▶ Goal
Can you carry the interview about the Notre Dame fire forward from its last line?

I can’t help but think that human ignorance causes the biggest catastrophes in the world. Modernising such a historical treasure is not a priority, but it makes us think about all the other problems in the world that could be prevented with care and cooperation, such as the climate crises, inequality, and even polluting oceans. Why don’t we learn? Or does this all come down to greed and power?
Monuments that are so famous are believed eternal by the public. It’s like Westminster in London. You can’t imagine London without it. The monument screams London, England, and Europe. That’s the same with Notre Dame. Notre Dame is not only the symbol of Paris and France, it’s far more. It’s the most visited sacred monument in the world. Everyone who has been to Paris saw the cathedral either from the outside or the inside. It’s a loved monument by everyone and a symbol of eternity in European culture. When it turned into something that almost disappeared, it became a metaphor when we think about the dangers our lifestyles create. The world is collapsing. Those who saw the film said it made them think about what’s happening on the border of Europe. It attracted attention around the world. Almost like 9/11. It’s an event that everybody saw on TV, and they all remember where they were at that moment. It’s symbolic. 9/11 symbolises the destruction of commerce and finance. Notre Dame is a sacred monument, so it was perceived differently. It did not symbolise a singular faith, it wasn’t a Catholic disaster; it was above that. People in other countries who are not necessarily Christian suffered, as a symbol of faith and peace was about to be destroyed. It had a dimension that I liked, which was above the spectacle of fire.
Surely everyone is asking you this question, but I remember Hillary Clinton expressing her thoughts and concerns on the issue as three black churches burned down simultaneously in Louisiana, scattering communities. They received no funds to rebuild them. Where do you stand on this clash and controversy? Or Notre Dame is something that has simply contributed largely to your memories?
It’s quite personal to me. I am so involved in sacred monuments, and I realized that I possibly made movies such as The Name of the Rose or Seven Years in Tibet because I am an atheist. I respect or maybe miss having faith. The mystery of faith touches me, and the fact that a symbol of faith was disappearing touched my heart.
Equally, in The Name of the Rose and in Notre Dame on Fire, there are some overlapping themes. One is, of course the fire, then there is faith and power. Could you talk about the importance of these themes that reoccur in your films?

▶ Given information
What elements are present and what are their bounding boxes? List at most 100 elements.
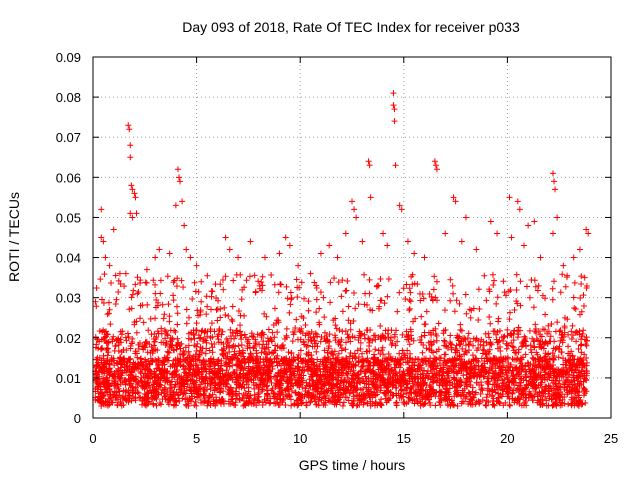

▶ Output of the task
Discovering the world of firefighters touched me deeply. I didn’t know who firefighters were. I mean, I respected them, but I realized that for Notre Dame they revealed another dimension. Young firefighters decided to risk their lives as they were respecting the symbol of this building. I knew the motto of their brigade was to say that your risk your lives to save other lives, but I had to ask, why risk your lives to save stones? They all answered, what is my life compared to the stones of Notre Dame? I visited a lot of fire brigades in Europe, and they all used the word vocation. They have a vocation to be firefighters. Vocation is something used with religious people, and I realized that often, without knowing it or being religious those people believe they can do good things. The world of cinema is often the world of faking things. A lot of people in the industry pretend. Being an actor is pretending to be someone else. Actors can sometimes risk their lives making movies, but usually, that’s not their job. However, firefighters risk their lives every day. They have an inner vocation. They earn peanuts, yet they have so much serenity.
When I was researching for The Name of the Rose, I spent time in monasteries, and I realized that the search for honesty and judgment on who you are is important, therefore people become monks or priests. It’s about the search to do something that makes you feel good. I love this in firefighters, they don’t have to ask the question if they are doing a good job or not. Real firefighters have since told me that the film reminded them about doing the best job in the world. Deep inside, this is the reason why I did the film. People were certain that the fire will be a disaster, yet we ended up with no injuries. The treasures were rescued, and the cathedral will be restored better because money is flowing in from around the world. I tend to see the glass half full instead of the glass half empty. I would have not done this film without those positive elements and the great suspense and emotion that we can experience watching it.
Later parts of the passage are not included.